TEXTAUSZUG =
------------------------------

Artikel 15 VO (EG) 2009/401
(1) Die Agentur bemüht sich aktiv um die Zusammenarbeit mit der Kommission, anderen Einrichtungen und Programmen der Union, insbesondere mit der Gemeinsamen Forschungsstelle, dem Statistischen Amt der Union (Eurostat), der Europäischen Chemikalienagentur, der Europäischen Behörde für Lebensmittelsicherheit, der Europäischen Arzneimittel-Agentur und den Umweltforschungs- und Entwicklungsprogrammen der Union.
Die Zusammenarbeit mit der Gemeinsamen Forschungsstelle umfasst insbesondere die in Anhang I Teil A genannten Aufgaben.
Die Koordinierung mit Eurostat und dem Statistischen Programm der Union erfolgt insbesondere nach den in Anhang I Teil B aufgeführten Leitlinien.
Die Zusammenarbeit mit der Europäischen Chemikalienagentur, der Europäischen Behörde für Lebensmittelsicherheit und der Europäischen Arzneimittel-Agentur betrifft den Austausch von Daten und Informationen über Chemikalien einschließlich der möglichen Festlegung damit zusammenhängender Datenformate und kontrollierter Vokabulare zur Erleichterung eines solchen Austauschs und die Entwicklung wissenschaftlicher Methoden für die Bewertung von Chemikalien.

------------------------------

ANFORDERUNGEN DER AUFGABE =
[a] Welche Stellen nennt der Artikel über die Zusammenarbeit der Agentur in seinem ersten Satz mit Namen? Zähle alle auf, aber ohne die Programme.
[b] Schreib den Artikel über die Zusammenarbeit der Agentur nach seinem letzten Satz weiter.

------------------------------

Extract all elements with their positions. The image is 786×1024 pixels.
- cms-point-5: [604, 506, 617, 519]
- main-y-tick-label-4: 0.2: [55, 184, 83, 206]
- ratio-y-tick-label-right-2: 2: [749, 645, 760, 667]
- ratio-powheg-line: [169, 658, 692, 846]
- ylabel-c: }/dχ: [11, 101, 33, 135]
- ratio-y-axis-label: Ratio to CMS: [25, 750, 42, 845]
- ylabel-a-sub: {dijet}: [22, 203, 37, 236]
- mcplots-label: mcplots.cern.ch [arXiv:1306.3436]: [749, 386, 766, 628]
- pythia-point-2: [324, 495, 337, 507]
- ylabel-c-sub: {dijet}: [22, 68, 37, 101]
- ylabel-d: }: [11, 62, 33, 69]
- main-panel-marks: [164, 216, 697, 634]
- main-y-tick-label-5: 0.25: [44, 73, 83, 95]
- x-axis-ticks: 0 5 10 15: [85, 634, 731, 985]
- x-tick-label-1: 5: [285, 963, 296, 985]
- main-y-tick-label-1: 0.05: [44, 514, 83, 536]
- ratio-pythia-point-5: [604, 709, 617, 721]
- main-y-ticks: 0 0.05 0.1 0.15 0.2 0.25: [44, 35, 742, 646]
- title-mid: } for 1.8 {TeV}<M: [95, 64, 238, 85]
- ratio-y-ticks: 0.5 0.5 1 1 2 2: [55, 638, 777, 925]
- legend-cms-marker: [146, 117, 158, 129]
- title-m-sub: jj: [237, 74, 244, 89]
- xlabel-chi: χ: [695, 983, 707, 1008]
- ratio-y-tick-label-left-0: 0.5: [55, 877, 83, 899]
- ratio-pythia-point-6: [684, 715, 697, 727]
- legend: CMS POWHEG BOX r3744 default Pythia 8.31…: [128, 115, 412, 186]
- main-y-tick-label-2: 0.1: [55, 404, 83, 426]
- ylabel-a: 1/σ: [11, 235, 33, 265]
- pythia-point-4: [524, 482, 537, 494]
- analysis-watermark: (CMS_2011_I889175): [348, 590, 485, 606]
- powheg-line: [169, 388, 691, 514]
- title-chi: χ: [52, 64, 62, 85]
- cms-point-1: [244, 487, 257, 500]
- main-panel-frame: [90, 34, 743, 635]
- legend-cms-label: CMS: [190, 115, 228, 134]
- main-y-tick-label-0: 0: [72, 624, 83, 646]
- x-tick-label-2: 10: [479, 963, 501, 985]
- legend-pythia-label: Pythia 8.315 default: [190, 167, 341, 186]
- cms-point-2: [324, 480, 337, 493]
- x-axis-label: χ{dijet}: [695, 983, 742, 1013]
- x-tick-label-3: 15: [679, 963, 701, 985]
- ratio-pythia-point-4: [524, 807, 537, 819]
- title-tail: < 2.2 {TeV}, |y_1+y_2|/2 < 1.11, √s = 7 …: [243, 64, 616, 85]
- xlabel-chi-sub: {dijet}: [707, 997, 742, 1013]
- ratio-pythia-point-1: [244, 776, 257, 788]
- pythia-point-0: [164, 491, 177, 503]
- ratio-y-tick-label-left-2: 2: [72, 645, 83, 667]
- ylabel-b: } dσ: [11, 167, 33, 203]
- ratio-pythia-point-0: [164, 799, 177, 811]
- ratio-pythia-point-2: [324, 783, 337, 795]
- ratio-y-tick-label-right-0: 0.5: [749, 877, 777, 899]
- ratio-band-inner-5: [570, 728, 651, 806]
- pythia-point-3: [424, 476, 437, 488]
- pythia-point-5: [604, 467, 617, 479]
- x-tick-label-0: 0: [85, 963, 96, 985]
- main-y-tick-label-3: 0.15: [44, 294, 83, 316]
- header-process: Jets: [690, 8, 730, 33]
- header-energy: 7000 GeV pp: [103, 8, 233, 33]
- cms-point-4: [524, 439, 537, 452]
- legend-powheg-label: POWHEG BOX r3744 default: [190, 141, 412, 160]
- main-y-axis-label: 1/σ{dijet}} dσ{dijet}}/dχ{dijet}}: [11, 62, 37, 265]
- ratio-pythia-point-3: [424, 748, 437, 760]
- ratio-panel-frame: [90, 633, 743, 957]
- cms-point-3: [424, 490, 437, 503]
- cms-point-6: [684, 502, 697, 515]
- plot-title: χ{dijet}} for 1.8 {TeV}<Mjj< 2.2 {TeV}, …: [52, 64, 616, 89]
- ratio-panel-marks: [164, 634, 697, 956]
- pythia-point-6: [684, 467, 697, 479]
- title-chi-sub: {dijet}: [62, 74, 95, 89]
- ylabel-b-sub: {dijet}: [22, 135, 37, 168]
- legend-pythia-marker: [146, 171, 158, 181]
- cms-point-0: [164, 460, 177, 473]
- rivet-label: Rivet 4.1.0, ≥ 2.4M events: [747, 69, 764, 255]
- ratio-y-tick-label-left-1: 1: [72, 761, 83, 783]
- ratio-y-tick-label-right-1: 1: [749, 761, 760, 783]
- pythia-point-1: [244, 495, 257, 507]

------------------------------

ERGEBNISSE DER ÜBUNG =
[a]
Kommission
Gemeinsame Forschungsstelle
Statistisches Amt der Union (Eurostat)
Europäische Chemikalienagentur
Europäische Behörde für Lebensmittelsicherheit
Europäische Arzneimittel-Agentur

[b]
(2) Die Agentur arbeitet ferner aktiv mit anderen Stellen wie der Europäischen Weltraumorganisation, der Organisation für wirtschaftliche Zusammenarbeit und Entwicklung (OECD), dem Europarat, der Internationalen Energieagentur sowie den Vereinten Nationen und ihren Fachorganisationen, insbesondere dem Umweltprogramm der Vereinten Nationen, der Weltorganisation für Meteorologie und der Internationalen Atomenergie-Organisation zusammen.
(3) In Bereichen von gemeinsamem Interesse kann die Agentur mit Einrichtungen in Ländern zusammenarbeiten, die nicht Mitglied der Gemeinschaft sind und die Daten, Informationen und Sachkenntnisse sowie Verfahren für die Sammlung Analyse und Bewertung von Daten von gemeinsamem Interesse anbieten können, die für die erfolgreiche Durchführung der Arbeiten der Agentur erforderlich sind.
(4) Bei der in den Absätzen 1, 2 und 3 genannten Zusammenarbeit ist unter anderem zu berücksichtigen, dass die Kohärenz gestärkt werden muss, Synergieeffekte ausgeweitet werden müssen und keinerlei Doppelarbeit entstehen darf.